[Stored entries]
+ + +

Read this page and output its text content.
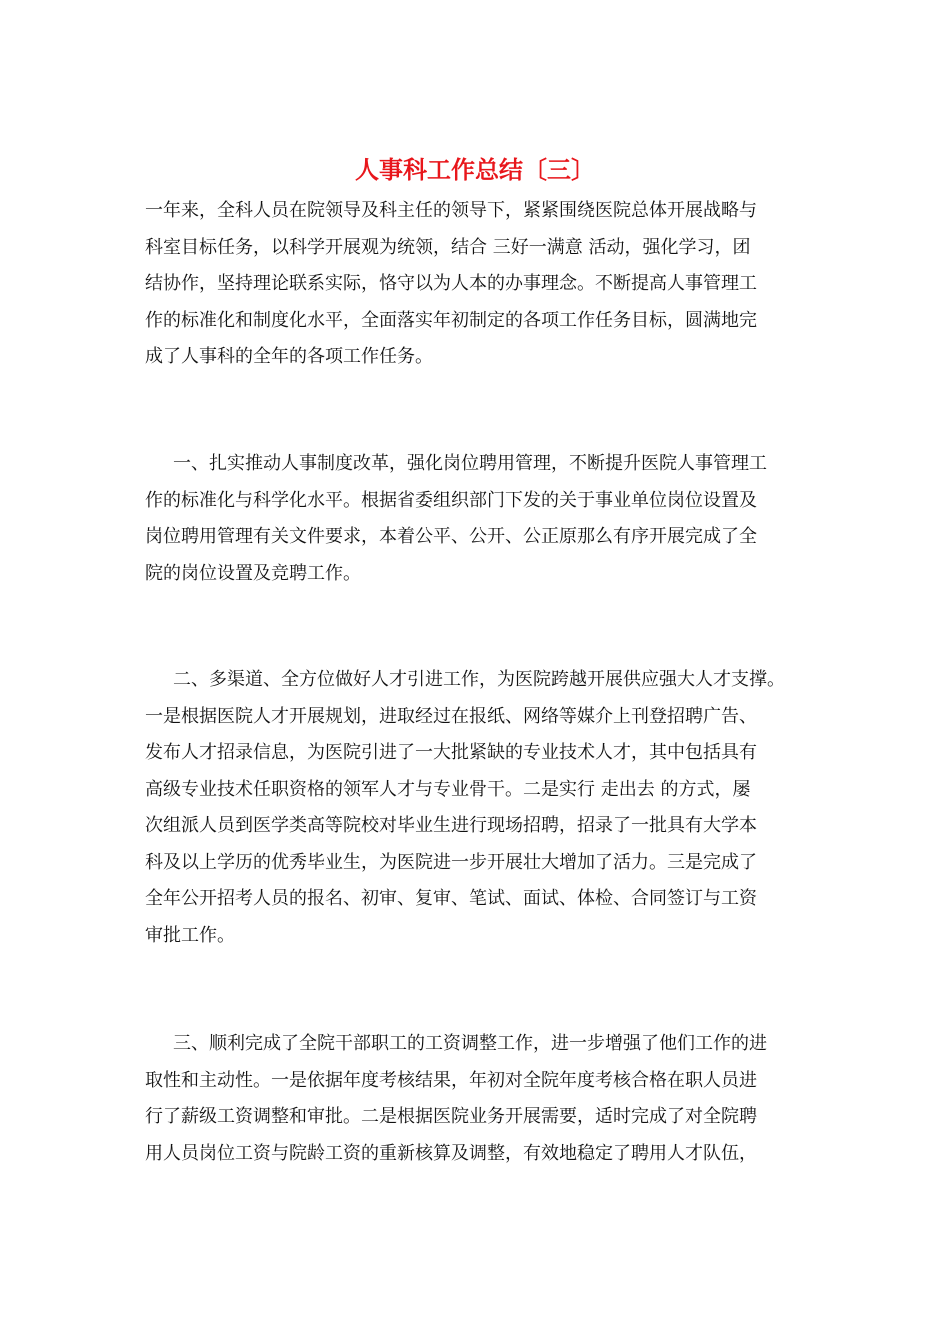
人事科工作总结〔三〕

一年来，全科人员在院领导及科主任的领导下，紧紧围绕医院总体开展战略与
科室目标任务，以科学开展观为统领，结合 三好一满意 活动，强化学习，团
结协作，坚持理论联系实际，恪守以为人本的办事理念。不断提高人事管理工
作的标准化和制度化水平，全面落实年初制定的各项工作任务目标，圆满地完
成了人事科的全年的各项工作任务。

一、扎实推动人事制度改革，强化岗位聘用管理，不断提升医院人事管理工
作的标准化与科学化水平。根据省委组织部门下发的关于事业单位岗位设置及
岗位聘用管理有关文件要求，本着公平、公开、公正原那么有序开展完成了全
院的岗位设置及竞聘工作。

二、多渠道、全方位做好人才引进工作，为医院跨越开展供应强大人才支撑。
一是根据医院人才开展规划，进取经过在报纸、网络等媒介上刊登招聘广告、
发布人才招录信息，为医院引进了一大批紧缺的专业技术人才，其中包括具有
高级专业技术任职资格的领军人才与专业骨干。二是实行 走出去 的方式，屡
次组派人员到医学类高等院校对毕业生进行现场招聘，招录了一批具有大学本
科及以上学历的优秀毕业生，为医院进一步开展壮大增加了活力。三是完成了
全年公开招考人员的报名、初审、复审、笔试、面试、体检、合同签订与工资
审批工作。

三、顺利完成了全院干部职工的工资调整工作，进一步增强了他们工作的进
取性和主动性。一是依据年度考核结果，年初对全院年度考核合格在职人员进
行了薪级工资调整和审批。二是根据医院业务开展需要，适时完成了对全院聘
用人员岗位工资与院龄工资的重新核算及调整，有效地稳定了聘用人才队伍，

+ + +

[EXERCISE DETAILS] Copy out all the records exactly, excluding pictures.

[THE RESPONSE]
Read this page and output its text content.
人事科工作总结〔三〕

一年来，全科人员在院领导及科主任的领导下，紧紧围绕医院总体开展战略与
科室目标任务，以科学开展观为统领，结合 三好一满意 活动，强化学习，团
结协作，坚持理论联系实际，恪守以为人本的办事理念。不断提高人事管理工
作的标准化和制度化水平，全面落实年初制定的各项工作任务目标，圆满地完
成了人事科的全年的各项工作任务。

一、扎实推动人事制度改革，强化岗位聘用管理，不断提升医院人事管理工
作的标准化与科学化水平。根据省委组织部门下发的关于事业单位岗位设置及
岗位聘用管理有关文件要求，本着公平、公开、公正原那么有序开展完成了全
院的岗位设置及竞聘工作。

二、多渠道、全方位做好人才引进工作，为医院跨越开展供应强大人才支撑。
一是根据医院人才开展规划，进取经过在报纸、网络等媒介上刊登招聘广告、
发布人才招录信息，为医院引进了一大批紧缺的专业技术人才，其中包括具有
高级专业技术任职资格的领军人才与专业骨干。二是实行 走出去 的方式，屡
次组派人员到医学类高等院校对毕业生进行现场招聘，招录了一批具有大学本
科及以上学历的优秀毕业生，为医院进一步开展壮大增加了活力。三是完成了
全年公开招考人员的报名、初审、复审、笔试、面试、体检、合同签订与工资
审批工作。

三、顺利完成了全院干部职工的工资调整工作，进一步增强了他们工作的进
取性和主动性。一是依据年度考核结果，年初对全院年度考核合格在职人员进
行了薪级工资调整和审批。二是根据医院业务开展需要，适时完成了对全院聘
用人员岗位工资与院龄工资的重新核算及调整，有效地稳定了聘用人才队伍，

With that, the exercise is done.